Task statement:
Return each line holding the string "this".

Record set:
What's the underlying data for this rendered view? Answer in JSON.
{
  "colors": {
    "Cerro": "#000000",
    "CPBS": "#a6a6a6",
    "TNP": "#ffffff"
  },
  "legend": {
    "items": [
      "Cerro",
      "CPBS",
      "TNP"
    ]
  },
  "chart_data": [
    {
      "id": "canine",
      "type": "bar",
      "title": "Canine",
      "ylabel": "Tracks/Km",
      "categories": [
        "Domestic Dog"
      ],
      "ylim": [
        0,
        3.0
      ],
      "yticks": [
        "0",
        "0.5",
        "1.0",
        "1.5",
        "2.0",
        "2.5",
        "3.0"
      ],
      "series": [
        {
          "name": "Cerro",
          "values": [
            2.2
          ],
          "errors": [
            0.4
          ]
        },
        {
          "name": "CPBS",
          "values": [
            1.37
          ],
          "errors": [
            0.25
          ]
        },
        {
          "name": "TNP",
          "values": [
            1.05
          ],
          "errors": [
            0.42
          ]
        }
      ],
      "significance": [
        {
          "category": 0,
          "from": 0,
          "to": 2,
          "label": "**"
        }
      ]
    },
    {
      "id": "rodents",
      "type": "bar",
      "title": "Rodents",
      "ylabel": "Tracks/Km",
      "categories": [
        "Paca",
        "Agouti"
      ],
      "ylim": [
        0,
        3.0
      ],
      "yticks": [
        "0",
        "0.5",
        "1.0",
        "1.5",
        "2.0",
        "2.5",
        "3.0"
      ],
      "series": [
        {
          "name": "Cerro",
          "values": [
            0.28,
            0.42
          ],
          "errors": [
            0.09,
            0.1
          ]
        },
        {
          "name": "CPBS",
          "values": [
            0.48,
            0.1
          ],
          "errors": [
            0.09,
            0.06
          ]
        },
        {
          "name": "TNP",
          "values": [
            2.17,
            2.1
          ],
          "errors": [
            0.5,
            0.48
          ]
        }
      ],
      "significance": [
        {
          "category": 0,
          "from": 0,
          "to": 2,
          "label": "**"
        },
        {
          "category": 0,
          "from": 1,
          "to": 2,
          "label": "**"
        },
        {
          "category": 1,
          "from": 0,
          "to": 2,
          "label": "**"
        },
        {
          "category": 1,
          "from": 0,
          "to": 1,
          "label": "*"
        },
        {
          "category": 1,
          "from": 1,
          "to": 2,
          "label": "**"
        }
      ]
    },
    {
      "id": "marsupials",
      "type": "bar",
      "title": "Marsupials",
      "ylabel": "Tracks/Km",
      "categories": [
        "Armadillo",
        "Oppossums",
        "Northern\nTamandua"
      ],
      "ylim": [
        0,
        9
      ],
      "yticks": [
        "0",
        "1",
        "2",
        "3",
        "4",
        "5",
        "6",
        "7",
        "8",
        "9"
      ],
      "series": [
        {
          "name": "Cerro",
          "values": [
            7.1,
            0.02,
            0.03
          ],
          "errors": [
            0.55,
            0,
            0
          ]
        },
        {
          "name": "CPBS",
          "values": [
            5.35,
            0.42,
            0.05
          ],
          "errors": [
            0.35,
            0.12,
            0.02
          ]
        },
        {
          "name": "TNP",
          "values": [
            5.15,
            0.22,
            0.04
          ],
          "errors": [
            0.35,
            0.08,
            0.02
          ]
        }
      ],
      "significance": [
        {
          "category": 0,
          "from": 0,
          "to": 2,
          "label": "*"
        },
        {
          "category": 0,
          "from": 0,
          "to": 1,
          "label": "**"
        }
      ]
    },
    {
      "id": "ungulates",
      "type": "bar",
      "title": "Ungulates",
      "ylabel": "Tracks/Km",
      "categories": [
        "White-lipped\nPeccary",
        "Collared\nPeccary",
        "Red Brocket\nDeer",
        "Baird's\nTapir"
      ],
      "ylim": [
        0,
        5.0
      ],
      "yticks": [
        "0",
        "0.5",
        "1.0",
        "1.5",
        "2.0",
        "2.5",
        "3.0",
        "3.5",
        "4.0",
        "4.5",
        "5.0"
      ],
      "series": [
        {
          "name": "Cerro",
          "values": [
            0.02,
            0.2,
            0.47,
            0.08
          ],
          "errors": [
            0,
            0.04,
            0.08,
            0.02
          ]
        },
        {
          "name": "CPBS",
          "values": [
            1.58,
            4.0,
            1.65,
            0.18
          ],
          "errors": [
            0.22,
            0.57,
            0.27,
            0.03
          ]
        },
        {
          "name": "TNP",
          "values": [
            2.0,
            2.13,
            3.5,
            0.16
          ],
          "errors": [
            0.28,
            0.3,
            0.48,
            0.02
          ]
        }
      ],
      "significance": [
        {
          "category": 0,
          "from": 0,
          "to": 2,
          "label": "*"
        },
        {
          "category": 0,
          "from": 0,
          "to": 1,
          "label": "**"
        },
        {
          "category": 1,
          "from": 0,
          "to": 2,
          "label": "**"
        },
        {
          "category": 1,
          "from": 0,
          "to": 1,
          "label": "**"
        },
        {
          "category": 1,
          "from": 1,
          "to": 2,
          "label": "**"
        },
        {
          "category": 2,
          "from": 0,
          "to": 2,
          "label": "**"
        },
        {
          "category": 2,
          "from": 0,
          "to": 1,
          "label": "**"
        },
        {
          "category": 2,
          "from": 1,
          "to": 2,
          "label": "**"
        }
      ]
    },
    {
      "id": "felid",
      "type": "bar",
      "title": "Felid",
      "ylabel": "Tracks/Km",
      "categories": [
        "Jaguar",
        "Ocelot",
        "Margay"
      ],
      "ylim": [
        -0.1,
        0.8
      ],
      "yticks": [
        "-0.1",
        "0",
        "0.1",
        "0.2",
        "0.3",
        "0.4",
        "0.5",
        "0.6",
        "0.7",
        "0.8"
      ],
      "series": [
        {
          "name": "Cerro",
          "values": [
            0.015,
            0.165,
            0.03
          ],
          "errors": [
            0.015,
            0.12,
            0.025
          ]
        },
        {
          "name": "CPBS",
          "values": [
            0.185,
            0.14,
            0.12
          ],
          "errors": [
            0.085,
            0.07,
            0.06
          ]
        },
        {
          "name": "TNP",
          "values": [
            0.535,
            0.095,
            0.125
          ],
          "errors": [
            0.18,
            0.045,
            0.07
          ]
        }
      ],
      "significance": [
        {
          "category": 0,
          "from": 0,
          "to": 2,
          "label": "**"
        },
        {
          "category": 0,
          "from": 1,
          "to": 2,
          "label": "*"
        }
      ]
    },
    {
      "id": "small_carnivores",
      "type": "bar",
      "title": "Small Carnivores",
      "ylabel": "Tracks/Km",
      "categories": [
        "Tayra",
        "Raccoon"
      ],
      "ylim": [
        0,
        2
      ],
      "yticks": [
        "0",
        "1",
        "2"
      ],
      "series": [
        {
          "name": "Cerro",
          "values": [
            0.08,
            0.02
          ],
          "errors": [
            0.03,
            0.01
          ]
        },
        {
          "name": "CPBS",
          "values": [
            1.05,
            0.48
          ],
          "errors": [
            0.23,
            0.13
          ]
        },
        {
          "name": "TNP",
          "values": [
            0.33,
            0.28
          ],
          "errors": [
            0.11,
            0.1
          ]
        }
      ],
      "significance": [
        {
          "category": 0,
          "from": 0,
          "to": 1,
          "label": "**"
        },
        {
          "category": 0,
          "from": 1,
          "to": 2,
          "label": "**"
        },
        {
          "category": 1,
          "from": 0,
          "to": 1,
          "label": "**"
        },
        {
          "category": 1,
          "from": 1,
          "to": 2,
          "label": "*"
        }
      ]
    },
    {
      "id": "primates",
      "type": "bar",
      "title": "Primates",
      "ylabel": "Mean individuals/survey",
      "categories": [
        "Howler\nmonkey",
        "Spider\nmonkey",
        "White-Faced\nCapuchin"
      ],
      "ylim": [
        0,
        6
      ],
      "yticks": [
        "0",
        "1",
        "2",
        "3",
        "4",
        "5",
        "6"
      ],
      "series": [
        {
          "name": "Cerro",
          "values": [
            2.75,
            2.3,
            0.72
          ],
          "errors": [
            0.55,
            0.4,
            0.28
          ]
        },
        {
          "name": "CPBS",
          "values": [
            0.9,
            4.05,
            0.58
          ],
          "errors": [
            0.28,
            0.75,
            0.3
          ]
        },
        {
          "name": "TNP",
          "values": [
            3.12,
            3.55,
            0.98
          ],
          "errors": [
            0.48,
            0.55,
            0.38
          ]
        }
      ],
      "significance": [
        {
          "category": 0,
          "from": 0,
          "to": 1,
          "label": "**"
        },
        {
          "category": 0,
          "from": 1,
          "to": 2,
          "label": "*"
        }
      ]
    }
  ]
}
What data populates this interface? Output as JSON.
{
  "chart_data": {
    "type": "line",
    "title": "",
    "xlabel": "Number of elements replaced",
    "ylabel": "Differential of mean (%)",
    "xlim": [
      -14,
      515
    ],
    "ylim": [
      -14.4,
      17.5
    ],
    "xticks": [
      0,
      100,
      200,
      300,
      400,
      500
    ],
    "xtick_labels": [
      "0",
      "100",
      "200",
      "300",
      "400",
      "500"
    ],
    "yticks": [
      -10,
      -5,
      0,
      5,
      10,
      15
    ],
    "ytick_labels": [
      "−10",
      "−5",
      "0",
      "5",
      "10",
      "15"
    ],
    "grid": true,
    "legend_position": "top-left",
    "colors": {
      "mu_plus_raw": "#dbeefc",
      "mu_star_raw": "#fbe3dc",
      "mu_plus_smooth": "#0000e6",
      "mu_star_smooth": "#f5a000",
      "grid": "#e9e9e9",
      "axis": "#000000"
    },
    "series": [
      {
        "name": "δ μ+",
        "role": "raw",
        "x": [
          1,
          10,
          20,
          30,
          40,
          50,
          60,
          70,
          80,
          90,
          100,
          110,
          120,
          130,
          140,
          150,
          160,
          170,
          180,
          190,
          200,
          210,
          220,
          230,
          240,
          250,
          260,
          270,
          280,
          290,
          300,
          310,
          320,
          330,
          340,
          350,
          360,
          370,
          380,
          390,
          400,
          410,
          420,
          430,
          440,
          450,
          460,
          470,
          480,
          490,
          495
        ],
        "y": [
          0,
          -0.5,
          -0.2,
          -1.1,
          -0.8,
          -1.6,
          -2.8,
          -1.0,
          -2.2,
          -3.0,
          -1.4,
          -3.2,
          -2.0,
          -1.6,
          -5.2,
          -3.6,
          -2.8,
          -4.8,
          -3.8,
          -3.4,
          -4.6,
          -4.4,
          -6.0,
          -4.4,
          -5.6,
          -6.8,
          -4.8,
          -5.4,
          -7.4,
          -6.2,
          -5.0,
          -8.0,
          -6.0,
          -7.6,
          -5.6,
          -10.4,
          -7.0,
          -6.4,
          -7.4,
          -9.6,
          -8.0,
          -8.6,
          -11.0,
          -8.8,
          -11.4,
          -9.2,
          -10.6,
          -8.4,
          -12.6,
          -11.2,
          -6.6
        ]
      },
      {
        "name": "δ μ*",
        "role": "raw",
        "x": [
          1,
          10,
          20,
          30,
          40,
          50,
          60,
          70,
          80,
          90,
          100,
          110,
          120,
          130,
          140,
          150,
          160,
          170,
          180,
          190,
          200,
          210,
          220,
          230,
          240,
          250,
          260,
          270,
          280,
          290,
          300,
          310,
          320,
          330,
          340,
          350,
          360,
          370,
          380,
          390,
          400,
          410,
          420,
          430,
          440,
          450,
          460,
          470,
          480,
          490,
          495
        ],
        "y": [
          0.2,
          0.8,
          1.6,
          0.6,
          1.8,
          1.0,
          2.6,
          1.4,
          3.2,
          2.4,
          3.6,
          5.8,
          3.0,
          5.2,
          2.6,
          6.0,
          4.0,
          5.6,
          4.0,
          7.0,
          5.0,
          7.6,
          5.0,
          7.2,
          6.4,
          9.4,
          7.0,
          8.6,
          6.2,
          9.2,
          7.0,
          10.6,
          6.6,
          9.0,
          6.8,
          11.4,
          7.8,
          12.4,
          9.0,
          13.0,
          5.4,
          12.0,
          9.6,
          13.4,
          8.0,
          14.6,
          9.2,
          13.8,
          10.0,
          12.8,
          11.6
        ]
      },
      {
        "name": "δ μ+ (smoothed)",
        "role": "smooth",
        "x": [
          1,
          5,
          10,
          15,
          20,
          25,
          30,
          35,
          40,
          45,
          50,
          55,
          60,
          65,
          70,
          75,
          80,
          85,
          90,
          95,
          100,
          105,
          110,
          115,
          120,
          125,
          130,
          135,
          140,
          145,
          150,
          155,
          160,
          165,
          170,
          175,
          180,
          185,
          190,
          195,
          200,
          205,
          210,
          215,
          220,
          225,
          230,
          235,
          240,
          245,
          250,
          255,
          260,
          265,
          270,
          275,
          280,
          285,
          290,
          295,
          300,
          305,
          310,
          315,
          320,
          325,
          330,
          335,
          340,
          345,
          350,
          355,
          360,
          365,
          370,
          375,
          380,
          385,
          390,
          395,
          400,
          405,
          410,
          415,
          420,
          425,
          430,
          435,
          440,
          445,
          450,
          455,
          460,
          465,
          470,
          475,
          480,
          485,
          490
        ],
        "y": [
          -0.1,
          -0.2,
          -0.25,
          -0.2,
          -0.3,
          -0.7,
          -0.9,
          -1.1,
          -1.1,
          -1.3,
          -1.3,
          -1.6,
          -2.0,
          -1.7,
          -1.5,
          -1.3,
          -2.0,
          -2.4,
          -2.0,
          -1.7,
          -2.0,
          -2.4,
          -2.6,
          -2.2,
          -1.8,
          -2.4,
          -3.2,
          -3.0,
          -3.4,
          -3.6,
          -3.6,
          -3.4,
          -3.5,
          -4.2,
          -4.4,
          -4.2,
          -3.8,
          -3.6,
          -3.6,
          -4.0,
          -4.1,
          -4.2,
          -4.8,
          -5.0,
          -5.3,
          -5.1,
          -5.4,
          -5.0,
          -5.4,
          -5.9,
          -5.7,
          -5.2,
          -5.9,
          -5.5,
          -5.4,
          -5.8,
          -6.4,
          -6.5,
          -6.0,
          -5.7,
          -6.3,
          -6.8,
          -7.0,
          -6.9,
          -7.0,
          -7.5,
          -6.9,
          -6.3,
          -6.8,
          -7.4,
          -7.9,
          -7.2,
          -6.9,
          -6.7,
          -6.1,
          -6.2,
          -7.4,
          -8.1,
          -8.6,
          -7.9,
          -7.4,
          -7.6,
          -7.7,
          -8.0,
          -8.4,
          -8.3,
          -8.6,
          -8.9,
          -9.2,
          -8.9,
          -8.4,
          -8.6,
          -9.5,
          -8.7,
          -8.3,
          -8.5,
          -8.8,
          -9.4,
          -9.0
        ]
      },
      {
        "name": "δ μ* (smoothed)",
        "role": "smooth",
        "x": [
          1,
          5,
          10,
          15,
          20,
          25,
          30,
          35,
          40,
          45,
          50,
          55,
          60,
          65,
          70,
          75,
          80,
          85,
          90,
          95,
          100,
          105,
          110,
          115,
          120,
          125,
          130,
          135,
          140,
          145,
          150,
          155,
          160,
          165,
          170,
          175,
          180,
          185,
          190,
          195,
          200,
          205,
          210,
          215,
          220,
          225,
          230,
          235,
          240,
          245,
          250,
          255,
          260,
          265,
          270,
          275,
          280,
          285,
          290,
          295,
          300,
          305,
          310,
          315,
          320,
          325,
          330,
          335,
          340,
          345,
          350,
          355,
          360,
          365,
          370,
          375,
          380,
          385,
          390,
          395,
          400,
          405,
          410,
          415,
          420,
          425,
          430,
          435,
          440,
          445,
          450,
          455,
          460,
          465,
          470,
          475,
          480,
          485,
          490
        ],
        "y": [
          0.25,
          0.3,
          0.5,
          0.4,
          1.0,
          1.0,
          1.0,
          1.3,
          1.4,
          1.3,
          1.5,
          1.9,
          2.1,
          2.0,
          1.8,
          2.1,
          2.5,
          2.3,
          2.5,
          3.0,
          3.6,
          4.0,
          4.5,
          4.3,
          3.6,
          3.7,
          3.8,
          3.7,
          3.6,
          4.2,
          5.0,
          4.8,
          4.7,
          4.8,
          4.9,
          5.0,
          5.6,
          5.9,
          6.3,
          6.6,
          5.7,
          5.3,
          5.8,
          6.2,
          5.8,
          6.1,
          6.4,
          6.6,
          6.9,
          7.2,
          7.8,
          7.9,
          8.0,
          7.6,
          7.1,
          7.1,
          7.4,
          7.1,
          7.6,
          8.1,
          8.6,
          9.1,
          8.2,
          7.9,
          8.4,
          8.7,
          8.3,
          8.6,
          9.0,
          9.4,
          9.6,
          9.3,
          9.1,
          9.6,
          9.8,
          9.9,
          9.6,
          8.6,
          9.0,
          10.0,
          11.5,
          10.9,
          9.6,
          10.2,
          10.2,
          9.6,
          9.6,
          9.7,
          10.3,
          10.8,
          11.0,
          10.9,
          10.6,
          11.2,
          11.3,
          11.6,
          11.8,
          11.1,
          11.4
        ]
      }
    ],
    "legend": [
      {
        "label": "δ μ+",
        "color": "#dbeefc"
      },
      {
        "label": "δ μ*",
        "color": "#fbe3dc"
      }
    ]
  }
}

Solved problem:
What's the underlying data for this rendered view? Answer in JSON.
What data populates this interface? Output as JSON.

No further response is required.